[Entries taken from a collection]
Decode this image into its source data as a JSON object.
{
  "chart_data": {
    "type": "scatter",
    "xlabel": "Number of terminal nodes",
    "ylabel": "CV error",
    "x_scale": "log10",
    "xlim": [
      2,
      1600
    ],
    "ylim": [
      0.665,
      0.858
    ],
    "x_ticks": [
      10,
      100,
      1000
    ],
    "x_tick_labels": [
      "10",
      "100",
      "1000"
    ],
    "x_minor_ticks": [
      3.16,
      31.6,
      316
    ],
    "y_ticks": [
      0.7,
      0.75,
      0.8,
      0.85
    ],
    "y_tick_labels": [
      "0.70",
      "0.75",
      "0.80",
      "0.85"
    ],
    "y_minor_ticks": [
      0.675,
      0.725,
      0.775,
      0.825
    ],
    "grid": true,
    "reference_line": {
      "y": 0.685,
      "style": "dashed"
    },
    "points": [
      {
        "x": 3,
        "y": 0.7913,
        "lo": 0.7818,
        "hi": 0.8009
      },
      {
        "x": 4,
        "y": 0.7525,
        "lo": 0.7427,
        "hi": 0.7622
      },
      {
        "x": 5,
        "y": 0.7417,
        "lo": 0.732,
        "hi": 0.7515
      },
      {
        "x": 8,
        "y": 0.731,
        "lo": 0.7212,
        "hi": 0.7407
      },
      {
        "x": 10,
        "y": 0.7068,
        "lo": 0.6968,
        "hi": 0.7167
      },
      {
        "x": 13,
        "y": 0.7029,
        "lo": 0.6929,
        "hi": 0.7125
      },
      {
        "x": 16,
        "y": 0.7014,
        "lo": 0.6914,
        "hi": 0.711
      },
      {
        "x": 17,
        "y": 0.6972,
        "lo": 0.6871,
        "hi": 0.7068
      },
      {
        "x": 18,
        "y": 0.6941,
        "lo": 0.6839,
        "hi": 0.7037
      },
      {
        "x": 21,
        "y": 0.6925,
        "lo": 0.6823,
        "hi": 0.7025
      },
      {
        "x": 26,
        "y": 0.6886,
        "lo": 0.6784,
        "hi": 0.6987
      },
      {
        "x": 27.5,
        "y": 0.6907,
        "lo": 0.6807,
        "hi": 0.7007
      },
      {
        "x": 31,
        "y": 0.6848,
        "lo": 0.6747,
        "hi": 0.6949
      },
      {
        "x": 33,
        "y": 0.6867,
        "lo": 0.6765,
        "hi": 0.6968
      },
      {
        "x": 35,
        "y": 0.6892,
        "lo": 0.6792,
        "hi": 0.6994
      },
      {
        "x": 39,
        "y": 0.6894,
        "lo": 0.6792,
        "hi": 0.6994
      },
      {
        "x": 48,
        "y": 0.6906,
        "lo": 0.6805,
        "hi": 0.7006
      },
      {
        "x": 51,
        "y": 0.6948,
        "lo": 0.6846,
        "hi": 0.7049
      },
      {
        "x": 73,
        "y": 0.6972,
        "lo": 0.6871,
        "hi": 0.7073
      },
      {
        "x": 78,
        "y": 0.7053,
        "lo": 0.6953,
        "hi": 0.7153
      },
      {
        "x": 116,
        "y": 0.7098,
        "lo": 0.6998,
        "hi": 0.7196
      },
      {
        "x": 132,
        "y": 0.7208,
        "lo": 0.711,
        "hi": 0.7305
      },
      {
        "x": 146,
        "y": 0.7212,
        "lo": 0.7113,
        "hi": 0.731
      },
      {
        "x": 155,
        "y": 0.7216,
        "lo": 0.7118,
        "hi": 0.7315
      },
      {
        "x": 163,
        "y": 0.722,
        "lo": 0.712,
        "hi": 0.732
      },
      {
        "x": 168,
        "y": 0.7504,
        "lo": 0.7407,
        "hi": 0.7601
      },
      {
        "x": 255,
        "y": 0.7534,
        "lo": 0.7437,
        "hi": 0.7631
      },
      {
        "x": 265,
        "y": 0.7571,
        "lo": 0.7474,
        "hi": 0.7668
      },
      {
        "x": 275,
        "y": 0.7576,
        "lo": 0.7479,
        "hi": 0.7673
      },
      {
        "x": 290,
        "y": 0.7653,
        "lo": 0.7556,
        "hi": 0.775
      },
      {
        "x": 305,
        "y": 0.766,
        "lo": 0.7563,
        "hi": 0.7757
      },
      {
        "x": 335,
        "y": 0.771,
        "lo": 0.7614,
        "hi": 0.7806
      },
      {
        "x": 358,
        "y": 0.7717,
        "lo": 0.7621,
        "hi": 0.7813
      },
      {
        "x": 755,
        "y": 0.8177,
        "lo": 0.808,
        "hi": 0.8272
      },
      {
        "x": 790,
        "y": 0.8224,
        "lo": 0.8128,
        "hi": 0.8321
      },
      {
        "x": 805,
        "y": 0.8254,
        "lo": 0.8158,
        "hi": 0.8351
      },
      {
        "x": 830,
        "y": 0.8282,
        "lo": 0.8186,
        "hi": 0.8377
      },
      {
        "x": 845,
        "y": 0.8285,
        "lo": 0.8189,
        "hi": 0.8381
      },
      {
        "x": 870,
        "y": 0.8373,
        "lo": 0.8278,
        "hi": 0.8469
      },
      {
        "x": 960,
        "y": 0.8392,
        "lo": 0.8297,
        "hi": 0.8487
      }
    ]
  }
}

* _Goal_: Each entry above is to be quoted exactly.

* _Completed exercise_:
Decode this image into its source data as a JSON object.
{
  "chart_data": {
    "type": "scatter",
    "xlabel": "Number of terminal nodes",
    "ylabel": "CV error",
    "x_scale": "log10",
    "xlim": [
      2,
      1600
    ],
    "ylim": [
      0.665,
      0.858
    ],
    "x_ticks": [
      10,
      100,
      1000
    ],
    "x_tick_labels": [
      "10",
      "100",
      "1000"
    ],
    "x_minor_ticks": [
      3.16,
      31.6,
      316
    ],
    "y_ticks": [
      0.7,
      0.75,
      0.8,
      0.85
    ],
    "y_tick_labels": [
      "0.70",
      "0.75",
      "0.80",
      "0.85"
    ],
    "y_minor_ticks": [
      0.675,
      0.725,
      0.775,
      0.825
    ],
    "grid": true,
    "reference_line": {
      "y": 0.685,
      "style": "dashed"
    },
    "points": [
      {
        "x": 3,
        "y": 0.7913,
        "lo": 0.7818,
        "hi": 0.8009
      },
      {
        "x": 4,
        "y": 0.7525,
        "lo": 0.7427,
        "hi": 0.7622
      },
      {
        "x": 5,
        "y": 0.7417,
        "lo": 0.732,
        "hi": 0.7515
      },
      {
        "x": 8,
        "y": 0.731,
        "lo": 0.7212,
        "hi": 0.7407
      },
      {
        "x": 10,
        "y": 0.7068,
        "lo": 0.6968,
        "hi": 0.7167
      },
      {
        "x": 13,
        "y": 0.7029,
        "lo": 0.6929,
        "hi": 0.7125
      },
      {
        "x": 16,
        "y": 0.7014,
        "lo": 0.6914,
        "hi": 0.711
      },
      {
        "x": 17,
        "y": 0.6972,
        "lo": 0.6871,
        "hi": 0.7068
      },
      {
        "x": 18,
        "y": 0.6941,
        "lo": 0.6839,
        "hi": 0.7037
      },
      {
        "x": 21,
        "y": 0.6925,
        "lo": 0.6823,
        "hi": 0.7025
      },
      {
        "x": 26,
        "y": 0.6886,
        "lo": 0.6784,
        "hi": 0.6987
      },
      {
        "x": 27.5,
        "y": 0.6907,
        "lo": 0.6807,
        "hi": 0.7007
      },
      {
        "x": 31,
        "y": 0.6848,
        "lo": 0.6747,
        "hi": 0.6949
      },
      {
        "x": 33,
        "y": 0.6867,
        "lo": 0.6765,
        "hi": 0.6968
      },
      {
        "x": 35,
        "y": 0.6892,
        "lo": 0.6792,
        "hi": 0.6994
      },
      {
        "x": 39,
        "y": 0.6894,
        "lo": 0.6792,
        "hi": 0.6994
      },
      {
        "x": 48,
        "y": 0.6906,
        "lo": 0.6805,
        "hi": 0.7006
      },
      {
        "x": 51,
        "y": 0.6948,
        "lo": 0.6846,
        "hi": 0.7049
      },
      {
        "x": 73,
        "y": 0.6972,
        "lo": 0.6871,
        "hi": 0.7073
      },
      {
        "x": 78,
        "y": 0.7053,
        "lo": 0.6953,
        "hi": 0.7153
      },
      {
        "x": 116,
        "y": 0.7098,
        "lo": 0.6998,
        "hi": 0.7196
      },
      {
        "x": 132,
        "y": 0.7208,
        "lo": 0.711,
        "hi": 0.7305
      },
      {
        "x": 146,
        "y": 0.7212,
        "lo": 0.7113,
        "hi": 0.731
      },
      {
        "x": 155,
        "y": 0.7216,
        "lo": 0.7118,
        "hi": 0.7315
      },
      {
        "x": 163,
        "y": 0.722,
        "lo": 0.712,
        "hi": 0.732
      },
      {
        "x": 168,
        "y": 0.7504,
        "lo": 0.7407,
        "hi": 0.7601
      },
      {
        "x": 255,
        "y": 0.7534,
        "lo": 0.7437,
        "hi": 0.7631
      },
      {
        "x": 265,
        "y": 0.7571,
        "lo": 0.7474,
        "hi": 0.7668
      },
      {
        "x": 275,
        "y": 0.7576,
        "lo": 0.7479,
        "hi": 0.7673
      },
      {
        "x": 290,
        "y": 0.7653,
        "lo": 0.7556,
        "hi": 0.775
      },
      {
        "x": 305,
        "y": 0.766,
        "lo": 0.7563,
        "hi": 0.7757
      },
      {
        "x": 335,
        "y": 0.771,
        "lo": 0.7614,
        "hi": 0.7806
      },
      {
        "x": 358,
        "y": 0.7717,
        "lo": 0.7621,
        "hi": 0.7813
      },
      {
        "x": 755,
        "y": 0.8177,
        "lo": 0.808,
        "hi": 0.8272
      },
      {
        "x": 790,
        "y": 0.8224,
        "lo": 0.8128,
        "hi": 0.8321
      },
      {
        "x": 805,
        "y": 0.8254,
        "lo": 0.8158,
        "hi": 0.8351
      },
      {
        "x": 830,
        "y": 0.8282,
        "lo": 0.8186,
        "hi": 0.8377
      },
      {
        "x": 845,
        "y": 0.8285,
        "lo": 0.8189,
        "hi": 0.8381
      },
      {
        "x": 870,
        "y": 0.8373,
        "lo": 0.8278,
        "hi": 0.8469
      },
      {
        "x": 960,
        "y": 0.8392,
        "lo": 0.8297,
        "hi": 0.8487
      }
    ]
  }
}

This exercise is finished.